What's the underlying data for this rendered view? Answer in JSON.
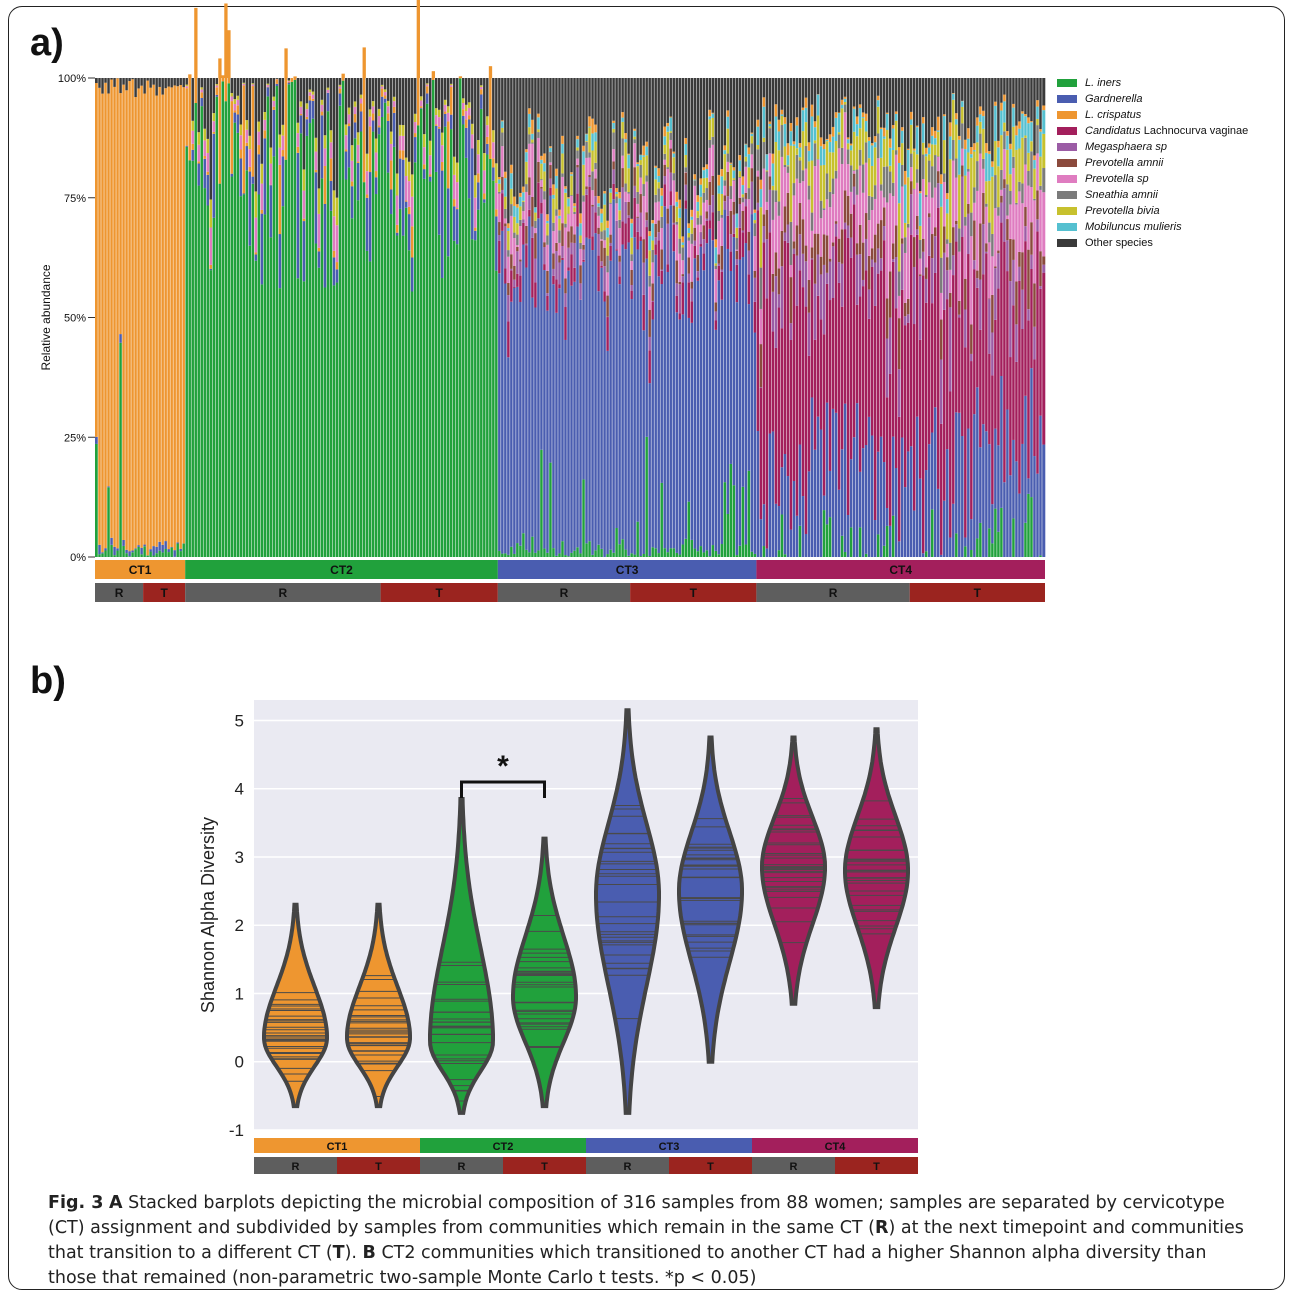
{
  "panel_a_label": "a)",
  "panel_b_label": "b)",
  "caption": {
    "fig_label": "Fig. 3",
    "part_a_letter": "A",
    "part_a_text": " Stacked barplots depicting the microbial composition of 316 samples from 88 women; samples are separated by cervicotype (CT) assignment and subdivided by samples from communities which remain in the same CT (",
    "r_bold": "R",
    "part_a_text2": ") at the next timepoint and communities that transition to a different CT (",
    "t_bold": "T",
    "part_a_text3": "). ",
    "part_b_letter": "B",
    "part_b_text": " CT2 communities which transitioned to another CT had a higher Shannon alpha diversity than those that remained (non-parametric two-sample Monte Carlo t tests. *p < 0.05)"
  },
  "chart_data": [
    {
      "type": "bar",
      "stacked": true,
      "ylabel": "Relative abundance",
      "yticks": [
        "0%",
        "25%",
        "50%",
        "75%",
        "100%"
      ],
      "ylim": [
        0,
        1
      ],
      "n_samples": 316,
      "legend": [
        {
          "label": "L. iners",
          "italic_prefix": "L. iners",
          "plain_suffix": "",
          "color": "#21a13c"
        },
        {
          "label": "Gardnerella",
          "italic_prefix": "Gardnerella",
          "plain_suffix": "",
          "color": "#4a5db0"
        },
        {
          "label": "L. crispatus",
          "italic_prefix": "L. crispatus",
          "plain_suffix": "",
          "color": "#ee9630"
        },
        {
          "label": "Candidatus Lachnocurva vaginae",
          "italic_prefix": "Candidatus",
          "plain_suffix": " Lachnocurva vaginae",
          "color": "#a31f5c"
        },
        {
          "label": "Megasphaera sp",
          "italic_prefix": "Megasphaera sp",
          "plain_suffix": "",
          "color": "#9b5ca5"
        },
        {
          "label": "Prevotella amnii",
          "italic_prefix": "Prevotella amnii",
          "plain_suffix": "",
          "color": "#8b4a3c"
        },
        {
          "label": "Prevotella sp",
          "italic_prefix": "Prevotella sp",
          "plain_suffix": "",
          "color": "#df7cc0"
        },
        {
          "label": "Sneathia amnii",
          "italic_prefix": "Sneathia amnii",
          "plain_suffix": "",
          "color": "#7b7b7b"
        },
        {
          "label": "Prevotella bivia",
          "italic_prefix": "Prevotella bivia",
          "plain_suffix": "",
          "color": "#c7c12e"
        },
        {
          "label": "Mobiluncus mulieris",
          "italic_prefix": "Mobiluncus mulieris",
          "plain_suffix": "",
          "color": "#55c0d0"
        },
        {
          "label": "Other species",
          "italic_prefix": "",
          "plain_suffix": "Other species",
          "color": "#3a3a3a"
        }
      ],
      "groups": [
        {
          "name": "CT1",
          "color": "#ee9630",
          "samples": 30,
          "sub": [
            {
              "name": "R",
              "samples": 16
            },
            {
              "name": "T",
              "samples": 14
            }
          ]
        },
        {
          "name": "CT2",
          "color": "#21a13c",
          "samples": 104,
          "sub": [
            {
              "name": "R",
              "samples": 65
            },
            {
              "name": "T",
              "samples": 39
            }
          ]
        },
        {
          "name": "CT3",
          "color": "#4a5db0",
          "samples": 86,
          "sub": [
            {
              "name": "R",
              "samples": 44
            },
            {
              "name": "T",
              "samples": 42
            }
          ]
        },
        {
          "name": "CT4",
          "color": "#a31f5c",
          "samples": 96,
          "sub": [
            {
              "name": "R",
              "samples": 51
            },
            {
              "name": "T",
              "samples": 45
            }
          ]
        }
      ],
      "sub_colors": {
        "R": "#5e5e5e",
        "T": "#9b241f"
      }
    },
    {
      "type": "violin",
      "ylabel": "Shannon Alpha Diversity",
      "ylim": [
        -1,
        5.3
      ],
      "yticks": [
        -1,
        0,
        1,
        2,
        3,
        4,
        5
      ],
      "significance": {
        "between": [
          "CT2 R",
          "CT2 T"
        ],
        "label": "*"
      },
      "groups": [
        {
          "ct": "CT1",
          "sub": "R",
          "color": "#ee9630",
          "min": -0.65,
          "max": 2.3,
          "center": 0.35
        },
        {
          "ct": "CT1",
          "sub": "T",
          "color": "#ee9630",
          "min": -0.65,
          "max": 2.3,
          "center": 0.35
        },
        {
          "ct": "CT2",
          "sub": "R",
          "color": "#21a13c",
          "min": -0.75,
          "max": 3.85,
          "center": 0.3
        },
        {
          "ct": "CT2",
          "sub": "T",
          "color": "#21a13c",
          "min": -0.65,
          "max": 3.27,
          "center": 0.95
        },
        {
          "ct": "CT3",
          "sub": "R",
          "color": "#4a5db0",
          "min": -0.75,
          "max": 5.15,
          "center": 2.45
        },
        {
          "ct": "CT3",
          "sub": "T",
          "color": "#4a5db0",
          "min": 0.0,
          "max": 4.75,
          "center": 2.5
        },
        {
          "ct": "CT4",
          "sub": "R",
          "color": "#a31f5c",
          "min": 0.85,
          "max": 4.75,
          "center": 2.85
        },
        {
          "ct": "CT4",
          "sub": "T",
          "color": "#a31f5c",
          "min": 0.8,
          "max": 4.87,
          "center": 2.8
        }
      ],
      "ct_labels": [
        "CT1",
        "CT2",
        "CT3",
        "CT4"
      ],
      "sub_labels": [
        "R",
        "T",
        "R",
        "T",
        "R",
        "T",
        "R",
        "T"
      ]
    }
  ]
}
___
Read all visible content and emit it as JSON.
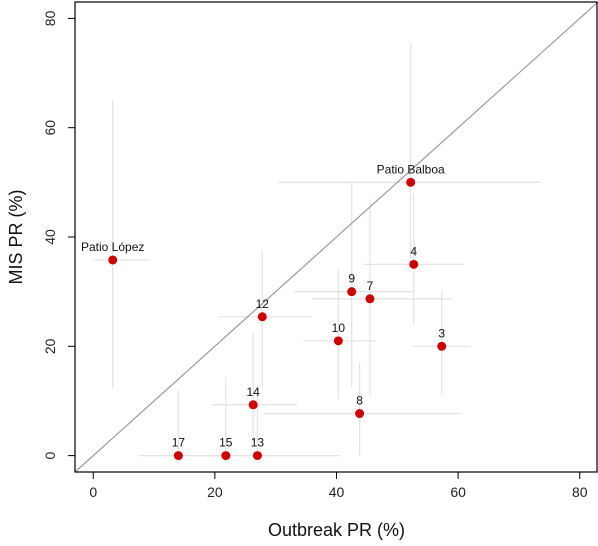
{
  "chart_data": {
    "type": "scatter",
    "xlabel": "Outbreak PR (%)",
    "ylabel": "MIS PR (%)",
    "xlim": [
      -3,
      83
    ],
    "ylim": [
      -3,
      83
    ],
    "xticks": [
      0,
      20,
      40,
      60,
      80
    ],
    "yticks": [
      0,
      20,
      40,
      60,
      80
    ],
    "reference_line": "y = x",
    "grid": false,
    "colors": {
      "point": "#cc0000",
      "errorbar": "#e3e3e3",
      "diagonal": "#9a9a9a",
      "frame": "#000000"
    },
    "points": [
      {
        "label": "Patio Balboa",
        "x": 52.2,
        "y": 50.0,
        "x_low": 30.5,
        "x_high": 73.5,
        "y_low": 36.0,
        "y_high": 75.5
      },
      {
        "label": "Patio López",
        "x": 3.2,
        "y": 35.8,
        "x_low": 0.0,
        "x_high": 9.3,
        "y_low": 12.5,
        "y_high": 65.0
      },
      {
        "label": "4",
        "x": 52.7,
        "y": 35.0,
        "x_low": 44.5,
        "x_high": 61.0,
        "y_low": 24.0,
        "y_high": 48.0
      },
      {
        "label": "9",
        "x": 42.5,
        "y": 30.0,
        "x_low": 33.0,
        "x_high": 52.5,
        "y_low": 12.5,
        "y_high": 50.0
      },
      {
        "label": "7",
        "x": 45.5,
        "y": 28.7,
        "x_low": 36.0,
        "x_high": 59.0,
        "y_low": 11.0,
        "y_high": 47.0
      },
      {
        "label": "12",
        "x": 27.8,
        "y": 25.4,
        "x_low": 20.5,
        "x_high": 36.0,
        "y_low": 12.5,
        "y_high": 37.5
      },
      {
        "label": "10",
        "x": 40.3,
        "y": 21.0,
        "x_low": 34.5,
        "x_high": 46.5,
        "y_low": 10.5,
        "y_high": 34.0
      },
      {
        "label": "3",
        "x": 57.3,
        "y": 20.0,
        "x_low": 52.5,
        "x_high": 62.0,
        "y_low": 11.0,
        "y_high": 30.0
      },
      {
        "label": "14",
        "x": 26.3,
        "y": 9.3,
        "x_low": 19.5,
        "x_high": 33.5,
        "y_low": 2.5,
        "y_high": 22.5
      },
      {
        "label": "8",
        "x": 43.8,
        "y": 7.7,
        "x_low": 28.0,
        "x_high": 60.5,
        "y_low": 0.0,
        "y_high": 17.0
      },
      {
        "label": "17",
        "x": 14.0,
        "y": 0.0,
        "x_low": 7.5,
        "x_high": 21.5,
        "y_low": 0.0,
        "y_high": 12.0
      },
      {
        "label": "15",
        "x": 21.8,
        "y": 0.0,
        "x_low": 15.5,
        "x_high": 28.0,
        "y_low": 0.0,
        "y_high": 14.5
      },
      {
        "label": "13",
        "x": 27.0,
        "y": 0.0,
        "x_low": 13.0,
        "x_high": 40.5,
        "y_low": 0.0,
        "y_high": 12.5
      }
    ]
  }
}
___
### [WHAT IS REQUIRED]
Search the lines for "amnii". Copy each line that has it.

### [EXERCISE SOLUTION]
          "label": "Prevotella amnii",
          "italic_prefix": "Prevotella amnii",
          "label": "Sneathia amnii",
          "italic_prefix": "Sneathia amnii",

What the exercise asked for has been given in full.